GIVEN REQUEST:
Identify the lines that contain the word "administer" and copy each one.
start RECORD SET
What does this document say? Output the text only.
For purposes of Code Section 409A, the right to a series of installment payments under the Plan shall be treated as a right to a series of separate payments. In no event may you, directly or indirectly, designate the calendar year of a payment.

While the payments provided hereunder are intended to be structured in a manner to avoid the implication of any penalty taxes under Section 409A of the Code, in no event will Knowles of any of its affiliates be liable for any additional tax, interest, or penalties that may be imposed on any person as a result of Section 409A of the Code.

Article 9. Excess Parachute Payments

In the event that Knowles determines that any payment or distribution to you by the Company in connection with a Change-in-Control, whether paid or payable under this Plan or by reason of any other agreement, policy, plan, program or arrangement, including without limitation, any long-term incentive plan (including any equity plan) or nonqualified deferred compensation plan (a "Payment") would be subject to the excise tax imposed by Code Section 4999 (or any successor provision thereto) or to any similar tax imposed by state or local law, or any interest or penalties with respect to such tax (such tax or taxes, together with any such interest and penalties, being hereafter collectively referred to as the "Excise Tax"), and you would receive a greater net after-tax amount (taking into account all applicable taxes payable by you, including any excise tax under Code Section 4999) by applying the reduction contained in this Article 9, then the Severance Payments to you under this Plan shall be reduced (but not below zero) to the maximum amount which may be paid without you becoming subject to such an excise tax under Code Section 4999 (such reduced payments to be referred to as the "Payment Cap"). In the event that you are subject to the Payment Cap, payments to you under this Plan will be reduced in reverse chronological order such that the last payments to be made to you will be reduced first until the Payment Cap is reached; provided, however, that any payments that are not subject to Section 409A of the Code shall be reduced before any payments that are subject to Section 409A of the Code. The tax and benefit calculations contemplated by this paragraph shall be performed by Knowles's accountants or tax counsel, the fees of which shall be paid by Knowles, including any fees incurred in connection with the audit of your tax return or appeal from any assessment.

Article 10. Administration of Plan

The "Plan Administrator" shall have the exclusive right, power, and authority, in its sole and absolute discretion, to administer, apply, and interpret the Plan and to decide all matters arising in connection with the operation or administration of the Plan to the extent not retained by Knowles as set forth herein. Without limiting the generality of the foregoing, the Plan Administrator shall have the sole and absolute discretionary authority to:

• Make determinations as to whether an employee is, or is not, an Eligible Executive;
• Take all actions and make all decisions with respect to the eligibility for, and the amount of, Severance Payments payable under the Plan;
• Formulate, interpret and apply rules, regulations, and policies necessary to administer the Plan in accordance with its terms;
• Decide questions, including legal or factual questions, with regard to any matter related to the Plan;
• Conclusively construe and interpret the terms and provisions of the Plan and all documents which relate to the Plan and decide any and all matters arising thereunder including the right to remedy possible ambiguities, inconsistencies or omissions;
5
end RECORD SET
THE COMPLETED TASK:
The "Plan Administrator" shall have the exclusive right, power, and authority, in its sole and absolute discretion, to administer, apply, and interpret the Plan and to decide all matters arising in connection with the operation or administration of the Plan to the extent not retained by Knowles as set forth herein. Without limiting the generality of the foregoing, the Plan Administrator shall have the sole and absolute discretionary authority to:
• Formulate, interpret and apply rules, regulations, and policies necessary to administer the Plan in accordance with its terms;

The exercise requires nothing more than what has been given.